** START INPUT RECORDS **

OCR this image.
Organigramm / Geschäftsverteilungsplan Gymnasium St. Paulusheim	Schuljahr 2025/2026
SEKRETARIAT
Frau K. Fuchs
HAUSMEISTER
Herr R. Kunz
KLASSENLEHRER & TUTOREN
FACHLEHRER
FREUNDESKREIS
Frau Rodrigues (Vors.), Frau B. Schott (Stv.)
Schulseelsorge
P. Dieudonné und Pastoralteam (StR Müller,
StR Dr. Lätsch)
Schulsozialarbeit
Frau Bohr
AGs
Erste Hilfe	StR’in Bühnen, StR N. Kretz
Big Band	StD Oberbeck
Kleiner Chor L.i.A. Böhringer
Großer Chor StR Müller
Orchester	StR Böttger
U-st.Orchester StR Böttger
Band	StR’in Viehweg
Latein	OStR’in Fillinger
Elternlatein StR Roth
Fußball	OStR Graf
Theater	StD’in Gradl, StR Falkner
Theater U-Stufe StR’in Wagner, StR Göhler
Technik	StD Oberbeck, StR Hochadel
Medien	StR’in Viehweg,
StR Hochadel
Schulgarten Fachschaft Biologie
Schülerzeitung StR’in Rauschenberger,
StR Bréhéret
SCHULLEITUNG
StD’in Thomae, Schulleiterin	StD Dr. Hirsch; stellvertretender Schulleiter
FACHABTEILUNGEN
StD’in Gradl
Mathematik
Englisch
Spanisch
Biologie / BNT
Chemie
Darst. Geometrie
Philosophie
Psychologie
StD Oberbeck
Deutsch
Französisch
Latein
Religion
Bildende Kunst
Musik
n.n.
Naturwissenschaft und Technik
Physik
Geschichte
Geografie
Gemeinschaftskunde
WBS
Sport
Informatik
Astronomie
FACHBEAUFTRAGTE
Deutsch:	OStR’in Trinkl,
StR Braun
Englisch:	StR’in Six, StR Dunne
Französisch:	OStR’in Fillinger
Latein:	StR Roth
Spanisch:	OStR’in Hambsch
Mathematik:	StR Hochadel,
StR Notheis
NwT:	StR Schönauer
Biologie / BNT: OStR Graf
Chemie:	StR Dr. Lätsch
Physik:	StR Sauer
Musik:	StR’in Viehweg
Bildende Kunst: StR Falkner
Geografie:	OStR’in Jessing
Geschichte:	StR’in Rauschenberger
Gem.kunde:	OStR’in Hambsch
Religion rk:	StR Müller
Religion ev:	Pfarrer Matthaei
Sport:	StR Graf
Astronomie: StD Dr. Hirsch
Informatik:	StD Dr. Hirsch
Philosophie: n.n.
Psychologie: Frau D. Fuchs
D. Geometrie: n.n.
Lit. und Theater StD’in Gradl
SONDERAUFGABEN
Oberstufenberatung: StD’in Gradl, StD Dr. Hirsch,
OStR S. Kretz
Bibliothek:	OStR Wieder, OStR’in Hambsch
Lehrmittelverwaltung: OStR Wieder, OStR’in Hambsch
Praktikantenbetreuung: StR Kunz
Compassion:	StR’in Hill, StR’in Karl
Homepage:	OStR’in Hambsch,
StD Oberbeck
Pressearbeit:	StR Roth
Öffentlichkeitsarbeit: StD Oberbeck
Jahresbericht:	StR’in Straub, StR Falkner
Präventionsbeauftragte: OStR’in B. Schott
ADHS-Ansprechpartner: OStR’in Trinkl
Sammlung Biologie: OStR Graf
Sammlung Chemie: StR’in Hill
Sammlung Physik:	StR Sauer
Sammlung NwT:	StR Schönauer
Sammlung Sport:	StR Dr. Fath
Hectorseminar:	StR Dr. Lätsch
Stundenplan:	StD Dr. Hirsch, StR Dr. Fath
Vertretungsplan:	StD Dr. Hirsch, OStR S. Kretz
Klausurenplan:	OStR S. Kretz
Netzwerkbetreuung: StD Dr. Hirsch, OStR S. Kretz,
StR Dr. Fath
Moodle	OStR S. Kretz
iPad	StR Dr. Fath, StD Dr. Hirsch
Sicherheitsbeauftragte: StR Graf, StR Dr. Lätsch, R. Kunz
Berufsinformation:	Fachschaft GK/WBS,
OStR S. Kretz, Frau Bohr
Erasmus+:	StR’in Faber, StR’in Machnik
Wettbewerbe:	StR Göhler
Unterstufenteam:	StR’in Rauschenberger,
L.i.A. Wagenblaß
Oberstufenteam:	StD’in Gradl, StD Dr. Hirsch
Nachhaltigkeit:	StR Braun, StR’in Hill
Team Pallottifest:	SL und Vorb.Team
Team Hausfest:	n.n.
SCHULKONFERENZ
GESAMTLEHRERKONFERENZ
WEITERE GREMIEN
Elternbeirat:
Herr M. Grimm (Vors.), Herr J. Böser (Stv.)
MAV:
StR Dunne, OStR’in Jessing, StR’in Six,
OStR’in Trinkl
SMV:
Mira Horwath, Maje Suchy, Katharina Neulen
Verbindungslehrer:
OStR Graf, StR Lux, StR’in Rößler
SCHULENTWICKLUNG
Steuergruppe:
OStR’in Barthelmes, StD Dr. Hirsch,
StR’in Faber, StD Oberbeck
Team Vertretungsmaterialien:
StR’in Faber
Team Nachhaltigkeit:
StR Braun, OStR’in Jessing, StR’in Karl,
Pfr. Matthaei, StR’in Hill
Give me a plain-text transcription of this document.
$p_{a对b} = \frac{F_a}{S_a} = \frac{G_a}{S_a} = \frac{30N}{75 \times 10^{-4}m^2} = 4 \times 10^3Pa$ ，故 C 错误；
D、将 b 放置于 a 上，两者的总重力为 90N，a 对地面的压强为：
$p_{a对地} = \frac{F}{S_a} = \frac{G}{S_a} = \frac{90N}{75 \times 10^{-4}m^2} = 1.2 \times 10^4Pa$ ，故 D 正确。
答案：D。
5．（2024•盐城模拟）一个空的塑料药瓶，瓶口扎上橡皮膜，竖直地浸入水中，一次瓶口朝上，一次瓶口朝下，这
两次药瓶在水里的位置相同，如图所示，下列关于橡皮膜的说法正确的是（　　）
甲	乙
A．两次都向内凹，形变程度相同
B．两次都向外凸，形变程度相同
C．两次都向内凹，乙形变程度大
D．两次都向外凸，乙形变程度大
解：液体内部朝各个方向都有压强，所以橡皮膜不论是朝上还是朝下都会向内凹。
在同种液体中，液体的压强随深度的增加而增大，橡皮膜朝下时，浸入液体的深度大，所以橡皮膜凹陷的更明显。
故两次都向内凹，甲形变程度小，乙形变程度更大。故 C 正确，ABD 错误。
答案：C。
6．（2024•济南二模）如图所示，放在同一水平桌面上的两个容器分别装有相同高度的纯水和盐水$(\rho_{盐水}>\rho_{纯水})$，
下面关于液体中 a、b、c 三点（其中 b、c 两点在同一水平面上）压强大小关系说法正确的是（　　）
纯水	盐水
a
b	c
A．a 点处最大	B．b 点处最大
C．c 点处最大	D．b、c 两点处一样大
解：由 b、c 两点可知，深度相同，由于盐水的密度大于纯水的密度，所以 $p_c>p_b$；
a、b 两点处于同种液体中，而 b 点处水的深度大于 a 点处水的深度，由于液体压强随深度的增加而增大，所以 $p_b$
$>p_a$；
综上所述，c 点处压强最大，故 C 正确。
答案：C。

** END INPUT RECORDS **

#### TASK TO CARRY OUT:
Transcribe every line of the data, exactly as it stands.

#### SOLUTION:
OCR this image.
Organigramm / Geschäftsverteilungsplan Gymnasium St. Paulusheim	Schuljahr 2025/2026
SEKRETARIAT
Frau K. Fuchs
HAUSMEISTER
Herr R. Kunz
KLASSENLEHRER & TUTOREN
FACHLEHRER
FREUNDESKREIS
Frau Rodrigues (Vors.), Frau B. Schott (Stv.)
Schulseelsorge
P. Dieudonné und Pastoralteam (StR Müller,
StR Dr. Lätsch)
Schulsozialarbeit
Frau Bohr
AGs
Erste Hilfe	StR’in Bühnen, StR N. Kretz
Big Band	StD Oberbeck
Kleiner Chor L.i.A. Böhringer
Großer Chor StR Müller
Orchester	StR Böttger
U-st.Orchester StR Böttger
Band	StR’in Viehweg
Latein	OStR’in Fillinger
Elternlatein StR Roth
Fußball	OStR Graf
Theater	StD’in Gradl, StR Falkner
Theater U-Stufe StR’in Wagner, StR Göhler
Technik	StD Oberbeck, StR Hochadel
Medien	StR’in Viehweg,
StR Hochadel
Schulgarten Fachschaft Biologie
Schülerzeitung StR’in Rauschenberger,
StR Bréhéret
SCHULLEITUNG
StD’in Thomae, Schulleiterin	StD Dr. Hirsch; stellvertretender Schulleiter
FACHABTEILUNGEN
StD’in Gradl
Mathematik
Englisch
Spanisch
Biologie / BNT
Chemie
Darst. Geometrie
Philosophie
Psychologie
StD Oberbeck
Deutsch
Französisch
Latein
Religion
Bildende Kunst
Musik
n.n.
Naturwissenschaft und Technik
Physik
Geschichte
Geografie
Gemeinschaftskunde
WBS
Sport
Informatik
Astronomie
FACHBEAUFTRAGTE
Deutsch:	OStR’in Trinkl,
StR Braun
Englisch:	StR’in Six, StR Dunne
Französisch:	OStR’in Fillinger
Latein:	StR Roth
Spanisch:	OStR’in Hambsch
Mathematik:	StR Hochadel,
StR Notheis
NwT:	StR Schönauer
Biologie / BNT: OStR Graf
Chemie:	StR Dr. Lätsch
Physik:	StR Sauer
Musik:	StR’in Viehweg
Bildende Kunst: StR Falkner
Geografie:	OStR’in Jessing
Geschichte:	StR’in Rauschenberger
Gem.kunde:	OStR’in Hambsch
Religion rk:	StR Müller
Religion ev:	Pfarrer Matthaei
Sport:	StR Graf
Astronomie: StD Dr. Hirsch
Informatik:	StD Dr. Hirsch
Philosophie: n.n.
Psychologie: Frau D. Fuchs
D. Geometrie: n.n.
Lit. und Theater StD’in Gradl
SONDERAUFGABEN
Oberstufenberatung: StD’in Gradl, StD Dr. Hirsch,
OStR S. Kretz
Bibliothek:	OStR Wieder, OStR’in Hambsch
Lehrmittelverwaltung: OStR Wieder, OStR’in Hambsch
Praktikantenbetreuung: StR Kunz
Compassion:	StR’in Hill, StR’in Karl
Homepage:	OStR’in Hambsch,
StD Oberbeck
Pressearbeit:	StR Roth
Öffentlichkeitsarbeit: StD Oberbeck
Jahresbericht:	StR’in Straub, StR Falkner
Präventionsbeauftragte: OStR’in B. Schott
ADHS-Ansprechpartner: OStR’in Trinkl
Sammlung Biologie: OStR Graf
Sammlung Chemie: StR’in Hill
Sammlung Physik:	StR Sauer
Sammlung NwT:	StR Schönauer
Sammlung Sport:	StR Dr. Fath
Hectorseminar:	StR Dr. Lätsch
Stundenplan:	StD Dr. Hirsch, StR Dr. Fath
Vertretungsplan:	StD Dr. Hirsch, OStR S. Kretz
Klausurenplan:	OStR S. Kretz
Netzwerkbetreuung: StD Dr. Hirsch, OStR S. Kretz,
StR Dr. Fath
Moodle	OStR S. Kretz
iPad	StR Dr. Fath, StD Dr. Hirsch
Sicherheitsbeauftragte: StR Graf, StR Dr. Lätsch, R. Kunz
Berufsinformation:	Fachschaft GK/WBS,
OStR S. Kretz, Frau Bohr
Erasmus+:	StR’in Faber, StR’in Machnik
Wettbewerbe:	StR Göhler
Unterstufenteam:	StR’in Rauschenberger,
L.i.A. Wagenblaß
Oberstufenteam:	StD’in Gradl, StD Dr. Hirsch
Nachhaltigkeit:	StR Braun, StR’in Hill
Team Pallottifest:	SL und Vorb.Team
Team Hausfest:	n.n.
SCHULKONFERENZ
GESAMTLEHRERKONFERENZ
WEITERE GREMIEN
Elternbeirat:
Herr M. Grimm (Vors.), Herr J. Böser (Stv.)
MAV:
StR Dunne, OStR’in Jessing, StR’in Six,
OStR’in Trinkl
SMV:
Mira Horwath, Maje Suchy, Katharina Neulen
Verbindungslehrer:
OStR Graf, StR Lux, StR’in Rößler
SCHULENTWICKLUNG
Steuergruppe:
OStR’in Barthelmes, StD Dr. Hirsch,
StR’in Faber, StD Oberbeck
Team Vertretungsmaterialien:
StR’in Faber
Team Nachhaltigkeit:
StR Braun, OStR’in Jessing, StR’in Karl,
Pfr. Matthaei, StR’in Hill
Give me a plain-text transcription of this document.
$p_{a对b} = \frac{F_a}{S_a} = \frac{G_a}{S_a} = \frac{30N}{75 \times 10^{-4}m^2} = 4 \times 10^3Pa$ ，故 C 错误；
D、将 b 放置于 a 上，两者的总重力为 90N，a 对地面的压强为：
$p_{a对地} = \frac{F}{S_a} = \frac{G}{S_a} = \frac{90N}{75 \times 10^{-4}m^2} = 1.2 \times 10^4Pa$ ，故 D 正确。
答案：D。
5．（2024•盐城模拟）一个空的塑料药瓶，瓶口扎上橡皮膜，竖直地浸入水中，一次瓶口朝上，一次瓶口朝下，这
两次药瓶在水里的位置相同，如图所示，下列关于橡皮膜的说法正确的是（　　）
甲	乙
A．两次都向内凹，形变程度相同
B．两次都向外凸，形变程度相同
C．两次都向内凹，乙形变程度大
D．两次都向外凸，乙形变程度大
解：液体内部朝各个方向都有压强，所以橡皮膜不论是朝上还是朝下都会向内凹。
在同种液体中，液体的压强随深度的增加而增大，橡皮膜朝下时，浸入液体的深度大，所以橡皮膜凹陷的更明显。
故两次都向内凹，甲形变程度小，乙形变程度更大。故 C 正确，ABD 错误。
答案：C。
6．（2024•济南二模）如图所示，放在同一水平桌面上的两个容器分别装有相同高度的纯水和盐水$(\rho_{盐水}>\rho_{纯水})$，
下面关于液体中 a、b、c 三点（其中 b、c 两点在同一水平面上）压强大小关系说法正确的是（　　）
纯水	盐水
a
b	c
A．a 点处最大	B．b 点处最大
C．c 点处最大	D．b、c 两点处一样大
解：由 b、c 两点可知，深度相同，由于盐水的密度大于纯水的密度，所以 $p_c>p_b$；
a、b 两点处于同种液体中，而 b 点处水的深度大于 a 点处水的深度，由于液体压强随深度的增加而增大，所以 $p_b$
$>p_a$；
综上所述，c 点处压强最大，故 C 正确。
答案：C。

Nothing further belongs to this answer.